# The task:
Every line holding the word "triangle" counts once. Give the total, nothing more.

Records from a collection
○ ○ ○ ○ ○ ○ ○

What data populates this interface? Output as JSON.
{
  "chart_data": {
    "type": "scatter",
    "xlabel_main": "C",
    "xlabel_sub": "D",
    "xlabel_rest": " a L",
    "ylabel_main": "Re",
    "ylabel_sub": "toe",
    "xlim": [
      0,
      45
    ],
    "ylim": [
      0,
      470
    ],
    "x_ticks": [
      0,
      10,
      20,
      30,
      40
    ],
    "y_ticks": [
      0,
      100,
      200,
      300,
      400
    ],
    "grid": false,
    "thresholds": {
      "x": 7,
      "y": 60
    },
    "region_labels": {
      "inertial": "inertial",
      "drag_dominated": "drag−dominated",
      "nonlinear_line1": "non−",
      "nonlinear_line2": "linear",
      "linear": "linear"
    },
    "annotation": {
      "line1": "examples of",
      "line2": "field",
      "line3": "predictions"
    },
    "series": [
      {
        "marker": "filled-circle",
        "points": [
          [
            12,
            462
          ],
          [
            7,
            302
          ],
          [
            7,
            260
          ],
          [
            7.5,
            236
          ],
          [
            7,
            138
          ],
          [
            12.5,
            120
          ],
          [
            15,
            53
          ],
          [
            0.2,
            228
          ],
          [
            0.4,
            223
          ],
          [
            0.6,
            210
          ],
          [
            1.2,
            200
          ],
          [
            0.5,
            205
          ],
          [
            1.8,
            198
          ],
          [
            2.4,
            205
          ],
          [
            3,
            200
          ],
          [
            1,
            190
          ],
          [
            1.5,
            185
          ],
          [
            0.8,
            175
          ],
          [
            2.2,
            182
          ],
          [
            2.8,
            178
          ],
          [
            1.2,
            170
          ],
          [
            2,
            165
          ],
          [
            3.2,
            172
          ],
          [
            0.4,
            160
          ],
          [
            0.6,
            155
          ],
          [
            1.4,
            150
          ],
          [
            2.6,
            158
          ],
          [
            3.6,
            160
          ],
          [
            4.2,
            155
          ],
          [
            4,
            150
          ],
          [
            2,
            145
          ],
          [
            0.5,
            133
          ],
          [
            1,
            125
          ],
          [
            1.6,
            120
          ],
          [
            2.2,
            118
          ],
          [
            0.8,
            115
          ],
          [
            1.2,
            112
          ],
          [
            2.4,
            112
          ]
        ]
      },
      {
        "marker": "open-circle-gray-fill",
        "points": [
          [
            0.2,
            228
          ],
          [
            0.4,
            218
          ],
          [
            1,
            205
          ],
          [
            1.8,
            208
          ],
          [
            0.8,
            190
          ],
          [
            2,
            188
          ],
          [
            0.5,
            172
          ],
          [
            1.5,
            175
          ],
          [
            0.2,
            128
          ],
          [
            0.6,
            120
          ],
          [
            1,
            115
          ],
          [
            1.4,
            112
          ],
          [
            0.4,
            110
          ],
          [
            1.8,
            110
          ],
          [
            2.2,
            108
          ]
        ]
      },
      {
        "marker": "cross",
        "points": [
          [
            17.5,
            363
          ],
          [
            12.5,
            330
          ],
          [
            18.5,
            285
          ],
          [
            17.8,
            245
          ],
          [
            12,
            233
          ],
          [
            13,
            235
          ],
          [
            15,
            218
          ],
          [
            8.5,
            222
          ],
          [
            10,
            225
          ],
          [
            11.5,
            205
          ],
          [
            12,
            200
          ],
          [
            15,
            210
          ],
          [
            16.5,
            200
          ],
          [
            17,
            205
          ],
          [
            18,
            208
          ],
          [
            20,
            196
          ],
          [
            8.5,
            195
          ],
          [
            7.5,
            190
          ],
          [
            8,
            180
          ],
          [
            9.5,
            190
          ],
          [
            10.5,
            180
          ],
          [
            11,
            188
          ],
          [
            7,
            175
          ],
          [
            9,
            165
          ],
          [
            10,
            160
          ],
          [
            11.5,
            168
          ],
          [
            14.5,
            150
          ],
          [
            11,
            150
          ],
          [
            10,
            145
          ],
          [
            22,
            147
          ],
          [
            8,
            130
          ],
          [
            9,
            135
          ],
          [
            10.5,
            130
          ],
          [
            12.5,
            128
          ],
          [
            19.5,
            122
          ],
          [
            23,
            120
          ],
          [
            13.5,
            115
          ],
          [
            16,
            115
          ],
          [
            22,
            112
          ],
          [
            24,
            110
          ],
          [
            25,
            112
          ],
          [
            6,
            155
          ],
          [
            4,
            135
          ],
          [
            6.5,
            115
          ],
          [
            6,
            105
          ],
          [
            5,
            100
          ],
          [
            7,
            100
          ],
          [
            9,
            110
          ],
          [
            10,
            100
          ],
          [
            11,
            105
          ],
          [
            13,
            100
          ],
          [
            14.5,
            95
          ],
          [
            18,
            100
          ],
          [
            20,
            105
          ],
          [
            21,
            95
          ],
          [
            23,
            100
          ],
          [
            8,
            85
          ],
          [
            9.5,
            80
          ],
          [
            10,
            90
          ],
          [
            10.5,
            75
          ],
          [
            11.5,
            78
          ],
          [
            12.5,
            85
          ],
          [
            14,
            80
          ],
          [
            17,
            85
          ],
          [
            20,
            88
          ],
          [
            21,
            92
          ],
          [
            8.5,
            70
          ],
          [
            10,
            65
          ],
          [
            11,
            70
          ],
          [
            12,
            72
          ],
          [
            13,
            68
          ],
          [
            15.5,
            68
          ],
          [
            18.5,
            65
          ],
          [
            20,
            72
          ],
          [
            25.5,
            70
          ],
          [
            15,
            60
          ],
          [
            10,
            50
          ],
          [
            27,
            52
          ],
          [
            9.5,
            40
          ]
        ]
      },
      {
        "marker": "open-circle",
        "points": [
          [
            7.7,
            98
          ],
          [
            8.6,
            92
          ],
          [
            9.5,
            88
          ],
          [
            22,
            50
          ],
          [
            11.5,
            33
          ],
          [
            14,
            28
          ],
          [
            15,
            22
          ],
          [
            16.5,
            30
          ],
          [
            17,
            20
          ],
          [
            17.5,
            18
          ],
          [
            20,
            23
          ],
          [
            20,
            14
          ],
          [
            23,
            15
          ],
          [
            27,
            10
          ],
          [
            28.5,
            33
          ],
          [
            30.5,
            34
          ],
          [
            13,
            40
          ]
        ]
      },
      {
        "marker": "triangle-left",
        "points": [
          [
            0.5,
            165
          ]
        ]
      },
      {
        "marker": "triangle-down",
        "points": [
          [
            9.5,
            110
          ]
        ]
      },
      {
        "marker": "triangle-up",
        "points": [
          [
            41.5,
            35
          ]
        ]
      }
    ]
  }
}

○ ○ ○ ○ ○ ○ ○

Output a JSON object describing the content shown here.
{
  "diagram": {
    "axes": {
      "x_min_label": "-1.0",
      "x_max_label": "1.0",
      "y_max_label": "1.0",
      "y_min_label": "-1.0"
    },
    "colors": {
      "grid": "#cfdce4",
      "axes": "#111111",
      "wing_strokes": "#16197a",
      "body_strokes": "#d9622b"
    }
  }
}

○ ○ ○ ○ ○ ○ ○

# Completed exercise:
3